### DO THIS
Check every line below for the word "Pitch" and show those that hold it.
--- START RECORDS ---
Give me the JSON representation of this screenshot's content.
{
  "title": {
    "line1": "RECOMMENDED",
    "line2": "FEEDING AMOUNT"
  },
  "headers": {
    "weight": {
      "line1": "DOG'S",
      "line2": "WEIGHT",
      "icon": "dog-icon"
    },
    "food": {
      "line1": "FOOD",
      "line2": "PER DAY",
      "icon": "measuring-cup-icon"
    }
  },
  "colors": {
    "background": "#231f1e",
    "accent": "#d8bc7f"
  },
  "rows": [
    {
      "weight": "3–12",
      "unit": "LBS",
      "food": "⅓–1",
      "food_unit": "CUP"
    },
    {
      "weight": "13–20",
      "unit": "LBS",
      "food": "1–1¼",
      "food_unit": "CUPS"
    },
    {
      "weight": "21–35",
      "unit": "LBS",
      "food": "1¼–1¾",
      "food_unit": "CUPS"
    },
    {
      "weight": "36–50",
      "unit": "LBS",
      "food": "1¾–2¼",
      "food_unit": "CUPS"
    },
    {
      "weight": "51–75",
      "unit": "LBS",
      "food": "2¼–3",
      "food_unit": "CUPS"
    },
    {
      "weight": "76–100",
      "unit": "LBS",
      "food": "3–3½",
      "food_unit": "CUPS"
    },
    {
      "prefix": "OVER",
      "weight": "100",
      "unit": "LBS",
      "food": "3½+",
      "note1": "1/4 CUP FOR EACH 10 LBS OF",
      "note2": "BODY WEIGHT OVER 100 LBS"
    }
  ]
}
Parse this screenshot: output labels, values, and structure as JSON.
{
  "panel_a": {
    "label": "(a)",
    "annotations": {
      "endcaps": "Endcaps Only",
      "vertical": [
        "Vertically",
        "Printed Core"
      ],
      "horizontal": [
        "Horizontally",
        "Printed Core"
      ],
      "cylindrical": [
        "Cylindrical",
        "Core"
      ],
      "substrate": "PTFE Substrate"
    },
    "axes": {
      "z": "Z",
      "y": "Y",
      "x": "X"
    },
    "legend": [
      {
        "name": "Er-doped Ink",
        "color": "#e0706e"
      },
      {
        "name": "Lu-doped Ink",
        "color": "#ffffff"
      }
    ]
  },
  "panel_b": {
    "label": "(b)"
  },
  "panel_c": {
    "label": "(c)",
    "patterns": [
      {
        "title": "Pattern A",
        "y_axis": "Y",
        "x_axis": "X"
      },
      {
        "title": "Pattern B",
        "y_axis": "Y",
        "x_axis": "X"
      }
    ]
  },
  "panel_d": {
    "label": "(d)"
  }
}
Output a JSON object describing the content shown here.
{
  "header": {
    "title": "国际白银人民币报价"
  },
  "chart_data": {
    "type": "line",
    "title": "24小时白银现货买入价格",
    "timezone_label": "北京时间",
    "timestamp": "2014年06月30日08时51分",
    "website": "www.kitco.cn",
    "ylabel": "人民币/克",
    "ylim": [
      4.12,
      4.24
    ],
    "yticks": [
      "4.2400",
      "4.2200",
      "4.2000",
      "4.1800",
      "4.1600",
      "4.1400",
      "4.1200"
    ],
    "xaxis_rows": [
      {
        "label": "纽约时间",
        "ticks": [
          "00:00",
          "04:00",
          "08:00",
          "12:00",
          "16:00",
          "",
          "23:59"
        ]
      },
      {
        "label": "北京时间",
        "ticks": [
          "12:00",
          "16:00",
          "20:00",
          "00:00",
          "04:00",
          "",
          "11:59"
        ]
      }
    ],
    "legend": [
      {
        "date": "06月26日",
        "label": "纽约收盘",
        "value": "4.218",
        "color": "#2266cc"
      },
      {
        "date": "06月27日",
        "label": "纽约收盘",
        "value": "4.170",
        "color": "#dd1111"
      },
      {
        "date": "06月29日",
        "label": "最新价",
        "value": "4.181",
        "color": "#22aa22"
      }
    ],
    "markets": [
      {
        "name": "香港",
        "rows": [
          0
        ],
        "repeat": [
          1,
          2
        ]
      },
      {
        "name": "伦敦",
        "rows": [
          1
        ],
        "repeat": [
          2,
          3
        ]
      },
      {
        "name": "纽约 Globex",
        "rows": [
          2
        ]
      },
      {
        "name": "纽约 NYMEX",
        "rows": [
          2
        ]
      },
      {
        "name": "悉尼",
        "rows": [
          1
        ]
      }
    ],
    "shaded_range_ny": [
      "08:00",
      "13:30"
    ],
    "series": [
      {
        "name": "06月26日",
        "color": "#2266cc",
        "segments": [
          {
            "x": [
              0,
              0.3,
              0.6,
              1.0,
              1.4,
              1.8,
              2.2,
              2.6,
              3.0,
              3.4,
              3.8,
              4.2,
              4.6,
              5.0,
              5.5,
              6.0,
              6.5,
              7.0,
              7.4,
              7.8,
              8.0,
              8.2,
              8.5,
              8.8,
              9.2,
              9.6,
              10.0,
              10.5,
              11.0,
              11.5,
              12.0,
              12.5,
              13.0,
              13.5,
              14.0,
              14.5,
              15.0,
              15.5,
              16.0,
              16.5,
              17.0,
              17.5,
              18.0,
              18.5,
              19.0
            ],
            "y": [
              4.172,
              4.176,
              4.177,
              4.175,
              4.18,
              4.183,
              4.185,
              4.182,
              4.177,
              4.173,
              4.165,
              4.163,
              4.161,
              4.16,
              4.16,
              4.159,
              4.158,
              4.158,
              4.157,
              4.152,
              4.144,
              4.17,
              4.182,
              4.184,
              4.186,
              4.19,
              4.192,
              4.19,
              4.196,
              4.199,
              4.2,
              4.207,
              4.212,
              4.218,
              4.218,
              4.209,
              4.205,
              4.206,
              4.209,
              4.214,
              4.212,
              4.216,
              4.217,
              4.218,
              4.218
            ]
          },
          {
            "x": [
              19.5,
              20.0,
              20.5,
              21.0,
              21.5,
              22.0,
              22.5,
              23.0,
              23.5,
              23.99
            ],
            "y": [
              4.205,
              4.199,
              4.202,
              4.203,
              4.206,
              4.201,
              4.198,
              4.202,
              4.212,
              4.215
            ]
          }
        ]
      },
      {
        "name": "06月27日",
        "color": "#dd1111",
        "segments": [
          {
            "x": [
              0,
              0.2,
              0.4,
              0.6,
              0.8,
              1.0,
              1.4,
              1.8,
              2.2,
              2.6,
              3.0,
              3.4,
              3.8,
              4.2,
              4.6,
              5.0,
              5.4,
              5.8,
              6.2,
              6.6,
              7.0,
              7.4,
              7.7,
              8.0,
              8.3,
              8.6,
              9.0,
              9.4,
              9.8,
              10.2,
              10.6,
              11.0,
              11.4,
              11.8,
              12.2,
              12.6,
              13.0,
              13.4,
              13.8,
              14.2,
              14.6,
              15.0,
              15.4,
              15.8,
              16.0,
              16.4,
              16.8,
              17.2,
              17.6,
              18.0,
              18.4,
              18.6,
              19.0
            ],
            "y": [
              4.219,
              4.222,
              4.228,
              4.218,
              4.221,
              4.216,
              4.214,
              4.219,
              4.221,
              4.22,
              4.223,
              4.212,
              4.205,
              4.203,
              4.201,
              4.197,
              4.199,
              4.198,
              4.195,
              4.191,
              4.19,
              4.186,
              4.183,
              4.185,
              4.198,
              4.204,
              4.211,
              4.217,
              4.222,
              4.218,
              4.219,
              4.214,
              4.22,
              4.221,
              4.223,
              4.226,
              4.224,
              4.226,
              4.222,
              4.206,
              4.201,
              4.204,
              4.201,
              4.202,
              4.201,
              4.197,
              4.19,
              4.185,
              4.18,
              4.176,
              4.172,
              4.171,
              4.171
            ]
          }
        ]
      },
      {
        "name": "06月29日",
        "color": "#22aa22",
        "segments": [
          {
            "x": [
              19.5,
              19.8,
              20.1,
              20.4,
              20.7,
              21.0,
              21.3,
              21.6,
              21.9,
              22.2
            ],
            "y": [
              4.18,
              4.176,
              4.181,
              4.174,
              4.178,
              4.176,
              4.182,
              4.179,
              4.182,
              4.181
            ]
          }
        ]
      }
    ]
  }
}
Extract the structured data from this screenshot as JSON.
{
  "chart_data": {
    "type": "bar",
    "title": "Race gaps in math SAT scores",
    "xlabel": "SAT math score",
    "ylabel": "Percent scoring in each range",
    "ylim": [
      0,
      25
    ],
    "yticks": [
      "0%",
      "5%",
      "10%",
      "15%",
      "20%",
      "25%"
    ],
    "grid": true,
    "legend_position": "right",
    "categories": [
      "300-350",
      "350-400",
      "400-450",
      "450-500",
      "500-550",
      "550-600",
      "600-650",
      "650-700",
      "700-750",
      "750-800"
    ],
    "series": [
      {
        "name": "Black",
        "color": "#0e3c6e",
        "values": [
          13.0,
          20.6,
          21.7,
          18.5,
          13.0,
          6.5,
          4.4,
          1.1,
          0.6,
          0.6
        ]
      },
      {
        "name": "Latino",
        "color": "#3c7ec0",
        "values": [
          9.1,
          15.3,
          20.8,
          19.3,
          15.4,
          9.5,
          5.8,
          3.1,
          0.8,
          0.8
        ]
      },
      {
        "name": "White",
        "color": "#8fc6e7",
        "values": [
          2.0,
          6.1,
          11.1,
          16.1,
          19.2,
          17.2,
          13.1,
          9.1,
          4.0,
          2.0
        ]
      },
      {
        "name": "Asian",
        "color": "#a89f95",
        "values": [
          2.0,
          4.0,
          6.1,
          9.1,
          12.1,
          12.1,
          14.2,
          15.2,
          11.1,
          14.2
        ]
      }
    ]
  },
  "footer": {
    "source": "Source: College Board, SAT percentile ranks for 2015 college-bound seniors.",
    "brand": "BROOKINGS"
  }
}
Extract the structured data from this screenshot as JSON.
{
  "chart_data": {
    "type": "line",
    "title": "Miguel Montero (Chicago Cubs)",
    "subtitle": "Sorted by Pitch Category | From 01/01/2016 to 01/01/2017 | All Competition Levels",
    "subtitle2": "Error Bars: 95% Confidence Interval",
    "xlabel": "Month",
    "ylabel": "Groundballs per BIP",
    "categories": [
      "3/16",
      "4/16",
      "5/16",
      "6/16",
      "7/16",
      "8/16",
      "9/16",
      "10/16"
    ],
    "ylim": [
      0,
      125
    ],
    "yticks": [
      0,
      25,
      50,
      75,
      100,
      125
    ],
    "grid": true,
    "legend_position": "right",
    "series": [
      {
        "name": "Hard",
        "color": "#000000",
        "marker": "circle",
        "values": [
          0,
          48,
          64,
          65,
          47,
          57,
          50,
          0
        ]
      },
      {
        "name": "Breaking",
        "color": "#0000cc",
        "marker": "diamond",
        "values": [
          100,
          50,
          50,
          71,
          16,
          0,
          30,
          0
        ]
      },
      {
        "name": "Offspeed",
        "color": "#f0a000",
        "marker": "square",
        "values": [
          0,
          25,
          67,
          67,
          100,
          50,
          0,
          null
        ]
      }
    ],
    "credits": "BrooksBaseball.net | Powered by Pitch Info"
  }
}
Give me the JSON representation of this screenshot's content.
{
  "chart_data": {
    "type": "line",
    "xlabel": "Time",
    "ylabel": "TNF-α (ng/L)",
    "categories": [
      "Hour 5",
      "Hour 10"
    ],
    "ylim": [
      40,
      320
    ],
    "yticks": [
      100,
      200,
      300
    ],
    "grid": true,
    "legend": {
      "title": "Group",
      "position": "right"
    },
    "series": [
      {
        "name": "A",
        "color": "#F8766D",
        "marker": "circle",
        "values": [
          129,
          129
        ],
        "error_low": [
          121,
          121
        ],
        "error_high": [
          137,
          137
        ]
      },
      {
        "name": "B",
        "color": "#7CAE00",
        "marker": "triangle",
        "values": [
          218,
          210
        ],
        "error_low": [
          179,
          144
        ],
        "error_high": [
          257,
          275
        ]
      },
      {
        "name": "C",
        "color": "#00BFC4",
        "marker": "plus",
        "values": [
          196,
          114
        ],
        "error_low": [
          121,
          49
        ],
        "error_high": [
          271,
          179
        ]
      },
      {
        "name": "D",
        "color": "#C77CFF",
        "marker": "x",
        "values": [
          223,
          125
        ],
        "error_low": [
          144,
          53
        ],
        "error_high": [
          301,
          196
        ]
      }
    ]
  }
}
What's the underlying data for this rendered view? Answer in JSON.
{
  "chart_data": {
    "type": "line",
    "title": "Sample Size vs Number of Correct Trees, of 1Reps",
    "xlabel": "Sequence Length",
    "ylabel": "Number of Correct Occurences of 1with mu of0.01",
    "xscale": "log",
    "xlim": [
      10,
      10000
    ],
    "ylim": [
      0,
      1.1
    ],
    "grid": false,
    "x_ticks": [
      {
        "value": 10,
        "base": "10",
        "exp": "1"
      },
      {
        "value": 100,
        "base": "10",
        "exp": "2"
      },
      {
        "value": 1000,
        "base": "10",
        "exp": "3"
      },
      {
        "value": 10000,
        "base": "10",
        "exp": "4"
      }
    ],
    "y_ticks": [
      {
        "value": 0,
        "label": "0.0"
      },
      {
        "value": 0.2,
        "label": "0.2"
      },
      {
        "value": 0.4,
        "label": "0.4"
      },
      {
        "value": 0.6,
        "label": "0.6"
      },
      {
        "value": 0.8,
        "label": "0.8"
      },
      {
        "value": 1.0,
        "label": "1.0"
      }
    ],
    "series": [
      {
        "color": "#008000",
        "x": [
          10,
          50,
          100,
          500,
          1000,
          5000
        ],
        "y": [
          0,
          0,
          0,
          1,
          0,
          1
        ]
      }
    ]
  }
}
--- END RECORDS ---
### REPLY TO THE TASK
    "subtitle": "Sorted by Pitch Category | From 01/01/2016 to 01/01/2017 | All Competition Levels",
    "credits": "BrooksBaseball.net | Powered by Pitch Info"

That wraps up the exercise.